■ Document text records:
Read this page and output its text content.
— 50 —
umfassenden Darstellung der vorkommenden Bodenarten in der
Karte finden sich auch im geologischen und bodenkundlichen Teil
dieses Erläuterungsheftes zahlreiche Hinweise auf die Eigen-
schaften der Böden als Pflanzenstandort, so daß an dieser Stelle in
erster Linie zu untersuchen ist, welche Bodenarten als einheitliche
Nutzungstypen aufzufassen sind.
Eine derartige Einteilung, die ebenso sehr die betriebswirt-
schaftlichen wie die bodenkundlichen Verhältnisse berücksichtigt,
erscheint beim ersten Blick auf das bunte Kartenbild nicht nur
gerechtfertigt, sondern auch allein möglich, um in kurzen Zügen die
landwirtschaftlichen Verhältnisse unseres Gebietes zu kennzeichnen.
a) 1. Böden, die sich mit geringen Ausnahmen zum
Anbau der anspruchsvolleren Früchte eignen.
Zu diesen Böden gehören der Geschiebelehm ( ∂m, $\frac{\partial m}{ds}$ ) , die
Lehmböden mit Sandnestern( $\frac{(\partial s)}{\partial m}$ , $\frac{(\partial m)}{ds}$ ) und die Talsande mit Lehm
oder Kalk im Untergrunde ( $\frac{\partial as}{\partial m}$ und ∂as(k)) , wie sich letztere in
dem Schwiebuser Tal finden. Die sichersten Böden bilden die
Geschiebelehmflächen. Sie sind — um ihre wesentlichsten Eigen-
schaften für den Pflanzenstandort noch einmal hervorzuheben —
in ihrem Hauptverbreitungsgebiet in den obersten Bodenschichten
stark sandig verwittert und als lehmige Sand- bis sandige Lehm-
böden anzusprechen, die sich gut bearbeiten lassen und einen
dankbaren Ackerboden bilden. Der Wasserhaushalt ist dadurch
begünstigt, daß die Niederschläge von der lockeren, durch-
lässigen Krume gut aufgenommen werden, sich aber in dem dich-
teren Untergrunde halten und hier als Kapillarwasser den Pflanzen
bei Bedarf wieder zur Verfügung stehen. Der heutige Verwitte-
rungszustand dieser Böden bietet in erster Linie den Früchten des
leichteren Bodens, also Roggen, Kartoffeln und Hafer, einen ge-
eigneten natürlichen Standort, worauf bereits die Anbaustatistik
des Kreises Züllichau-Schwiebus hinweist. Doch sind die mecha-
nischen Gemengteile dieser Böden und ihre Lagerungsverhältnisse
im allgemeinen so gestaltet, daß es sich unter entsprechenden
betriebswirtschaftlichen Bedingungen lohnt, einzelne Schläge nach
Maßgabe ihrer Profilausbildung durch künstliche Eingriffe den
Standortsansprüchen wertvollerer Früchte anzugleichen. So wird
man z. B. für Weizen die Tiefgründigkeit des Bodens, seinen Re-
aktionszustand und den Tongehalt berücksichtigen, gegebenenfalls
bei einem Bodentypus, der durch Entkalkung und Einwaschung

...

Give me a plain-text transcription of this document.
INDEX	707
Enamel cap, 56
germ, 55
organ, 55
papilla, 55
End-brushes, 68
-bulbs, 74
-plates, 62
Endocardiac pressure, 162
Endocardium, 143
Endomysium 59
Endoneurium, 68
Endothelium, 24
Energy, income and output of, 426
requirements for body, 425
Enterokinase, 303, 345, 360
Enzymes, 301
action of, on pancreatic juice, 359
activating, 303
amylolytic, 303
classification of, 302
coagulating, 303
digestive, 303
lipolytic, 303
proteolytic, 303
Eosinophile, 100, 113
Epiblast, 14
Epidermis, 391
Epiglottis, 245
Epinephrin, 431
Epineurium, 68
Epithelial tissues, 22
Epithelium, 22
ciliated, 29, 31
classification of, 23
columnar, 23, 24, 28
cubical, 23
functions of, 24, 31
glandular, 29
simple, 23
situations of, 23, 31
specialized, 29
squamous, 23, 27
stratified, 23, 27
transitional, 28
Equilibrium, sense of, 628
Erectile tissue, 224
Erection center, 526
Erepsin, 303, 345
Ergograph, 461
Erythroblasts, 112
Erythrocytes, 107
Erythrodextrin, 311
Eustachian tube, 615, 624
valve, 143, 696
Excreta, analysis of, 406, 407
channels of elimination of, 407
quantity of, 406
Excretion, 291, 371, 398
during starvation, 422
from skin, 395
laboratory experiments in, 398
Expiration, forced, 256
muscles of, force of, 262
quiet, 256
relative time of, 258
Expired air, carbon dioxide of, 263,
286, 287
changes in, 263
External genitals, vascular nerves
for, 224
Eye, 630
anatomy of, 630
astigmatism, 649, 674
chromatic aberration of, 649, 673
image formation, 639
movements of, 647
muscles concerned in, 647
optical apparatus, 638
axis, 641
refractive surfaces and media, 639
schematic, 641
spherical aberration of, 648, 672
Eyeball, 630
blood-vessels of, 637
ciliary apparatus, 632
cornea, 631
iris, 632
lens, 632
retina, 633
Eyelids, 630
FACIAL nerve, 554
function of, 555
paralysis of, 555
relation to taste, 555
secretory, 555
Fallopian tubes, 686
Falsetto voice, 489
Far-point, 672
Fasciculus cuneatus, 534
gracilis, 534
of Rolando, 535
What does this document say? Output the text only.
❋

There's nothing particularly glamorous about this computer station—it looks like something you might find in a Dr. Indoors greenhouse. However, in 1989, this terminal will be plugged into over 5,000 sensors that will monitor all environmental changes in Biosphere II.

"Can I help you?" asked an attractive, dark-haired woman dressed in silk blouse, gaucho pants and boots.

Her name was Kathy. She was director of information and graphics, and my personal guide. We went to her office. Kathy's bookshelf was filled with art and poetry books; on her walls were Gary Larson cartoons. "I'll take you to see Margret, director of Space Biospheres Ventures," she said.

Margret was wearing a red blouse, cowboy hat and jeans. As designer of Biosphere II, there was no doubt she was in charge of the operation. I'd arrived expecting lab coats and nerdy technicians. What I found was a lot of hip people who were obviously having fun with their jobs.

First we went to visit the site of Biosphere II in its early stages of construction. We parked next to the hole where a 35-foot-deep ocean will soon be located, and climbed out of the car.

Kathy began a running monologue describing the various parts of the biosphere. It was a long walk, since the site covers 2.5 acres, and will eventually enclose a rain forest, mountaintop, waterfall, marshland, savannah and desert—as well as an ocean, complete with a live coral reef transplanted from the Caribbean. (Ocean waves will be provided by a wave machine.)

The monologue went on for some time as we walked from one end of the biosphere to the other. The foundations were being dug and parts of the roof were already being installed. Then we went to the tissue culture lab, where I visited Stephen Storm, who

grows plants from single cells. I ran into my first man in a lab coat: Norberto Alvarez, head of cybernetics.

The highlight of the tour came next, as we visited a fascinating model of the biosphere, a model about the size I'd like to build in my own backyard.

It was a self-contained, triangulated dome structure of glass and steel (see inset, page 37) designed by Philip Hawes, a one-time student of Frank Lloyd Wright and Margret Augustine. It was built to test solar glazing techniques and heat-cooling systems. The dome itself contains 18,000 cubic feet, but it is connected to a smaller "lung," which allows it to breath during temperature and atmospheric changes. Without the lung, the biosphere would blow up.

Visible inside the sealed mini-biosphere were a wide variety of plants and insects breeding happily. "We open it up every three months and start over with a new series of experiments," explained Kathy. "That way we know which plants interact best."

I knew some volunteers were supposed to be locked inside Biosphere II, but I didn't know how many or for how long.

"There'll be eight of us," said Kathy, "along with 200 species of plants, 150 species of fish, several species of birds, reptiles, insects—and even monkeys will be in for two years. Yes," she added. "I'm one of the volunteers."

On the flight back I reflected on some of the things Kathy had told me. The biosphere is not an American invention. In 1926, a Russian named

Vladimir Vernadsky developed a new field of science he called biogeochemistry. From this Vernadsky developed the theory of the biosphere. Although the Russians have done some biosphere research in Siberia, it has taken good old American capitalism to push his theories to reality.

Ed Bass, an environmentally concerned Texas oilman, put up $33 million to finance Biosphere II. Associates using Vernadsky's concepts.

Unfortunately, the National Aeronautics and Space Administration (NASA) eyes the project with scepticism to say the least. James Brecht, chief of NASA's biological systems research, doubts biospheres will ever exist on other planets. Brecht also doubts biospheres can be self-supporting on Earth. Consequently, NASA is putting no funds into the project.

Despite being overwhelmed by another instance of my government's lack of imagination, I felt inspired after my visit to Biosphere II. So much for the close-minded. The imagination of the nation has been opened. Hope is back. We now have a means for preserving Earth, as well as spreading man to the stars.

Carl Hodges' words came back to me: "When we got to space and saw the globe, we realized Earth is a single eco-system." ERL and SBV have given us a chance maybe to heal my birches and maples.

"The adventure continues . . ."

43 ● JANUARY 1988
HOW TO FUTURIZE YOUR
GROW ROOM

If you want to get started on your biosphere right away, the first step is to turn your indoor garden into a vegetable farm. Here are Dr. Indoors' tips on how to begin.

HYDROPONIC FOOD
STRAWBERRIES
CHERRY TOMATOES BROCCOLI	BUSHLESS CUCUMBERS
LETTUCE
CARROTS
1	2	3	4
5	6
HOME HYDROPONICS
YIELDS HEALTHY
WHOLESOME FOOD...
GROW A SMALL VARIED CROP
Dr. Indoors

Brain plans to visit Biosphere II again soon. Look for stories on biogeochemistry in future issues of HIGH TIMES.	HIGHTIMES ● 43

==

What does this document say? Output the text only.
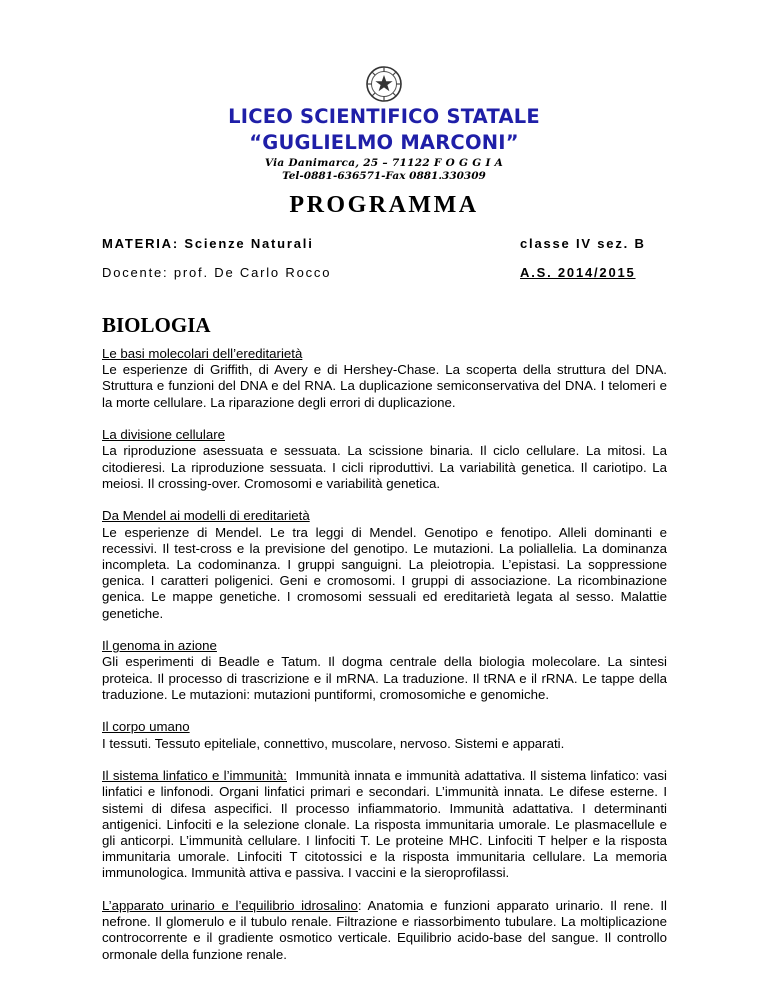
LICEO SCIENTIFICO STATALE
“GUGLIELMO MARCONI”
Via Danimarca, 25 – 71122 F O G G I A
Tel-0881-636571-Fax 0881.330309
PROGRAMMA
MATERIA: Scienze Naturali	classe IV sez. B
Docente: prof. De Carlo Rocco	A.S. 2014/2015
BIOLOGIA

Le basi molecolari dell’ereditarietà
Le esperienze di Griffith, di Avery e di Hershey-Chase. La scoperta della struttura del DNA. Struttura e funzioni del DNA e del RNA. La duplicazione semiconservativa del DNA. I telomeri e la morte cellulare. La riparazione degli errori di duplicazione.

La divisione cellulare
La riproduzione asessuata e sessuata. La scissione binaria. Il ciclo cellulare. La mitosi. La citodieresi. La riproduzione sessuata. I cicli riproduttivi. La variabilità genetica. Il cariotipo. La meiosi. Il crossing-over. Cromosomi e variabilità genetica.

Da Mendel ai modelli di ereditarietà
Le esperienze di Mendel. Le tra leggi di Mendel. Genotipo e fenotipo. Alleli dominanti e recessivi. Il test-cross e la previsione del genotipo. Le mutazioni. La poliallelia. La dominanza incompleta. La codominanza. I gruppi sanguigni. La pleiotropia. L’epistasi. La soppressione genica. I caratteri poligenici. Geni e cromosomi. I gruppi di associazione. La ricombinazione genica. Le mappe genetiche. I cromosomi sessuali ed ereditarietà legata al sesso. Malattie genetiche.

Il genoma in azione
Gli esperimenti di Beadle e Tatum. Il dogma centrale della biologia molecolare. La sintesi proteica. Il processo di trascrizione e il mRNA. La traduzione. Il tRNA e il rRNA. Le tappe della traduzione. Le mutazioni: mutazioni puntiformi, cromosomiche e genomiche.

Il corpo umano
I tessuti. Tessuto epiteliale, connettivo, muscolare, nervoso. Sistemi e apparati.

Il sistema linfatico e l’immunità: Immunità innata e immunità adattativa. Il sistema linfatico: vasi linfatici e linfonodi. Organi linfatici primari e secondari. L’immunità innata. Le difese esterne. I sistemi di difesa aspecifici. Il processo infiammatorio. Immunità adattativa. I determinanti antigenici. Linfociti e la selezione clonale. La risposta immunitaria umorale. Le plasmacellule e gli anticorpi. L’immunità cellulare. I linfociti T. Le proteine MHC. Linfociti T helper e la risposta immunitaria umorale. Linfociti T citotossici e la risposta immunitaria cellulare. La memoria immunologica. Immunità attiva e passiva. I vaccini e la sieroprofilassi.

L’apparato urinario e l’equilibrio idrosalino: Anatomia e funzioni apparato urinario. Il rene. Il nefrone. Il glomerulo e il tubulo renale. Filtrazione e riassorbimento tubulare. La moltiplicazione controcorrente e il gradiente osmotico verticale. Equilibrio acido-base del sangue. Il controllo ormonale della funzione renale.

■ INSTRUCTIONS FOR THE TASK:
Collect from the data above every line that includes "muscles".

■ ANSWER FOR THE TASK:
muscles of, force of, 262
muscles concerned in, 647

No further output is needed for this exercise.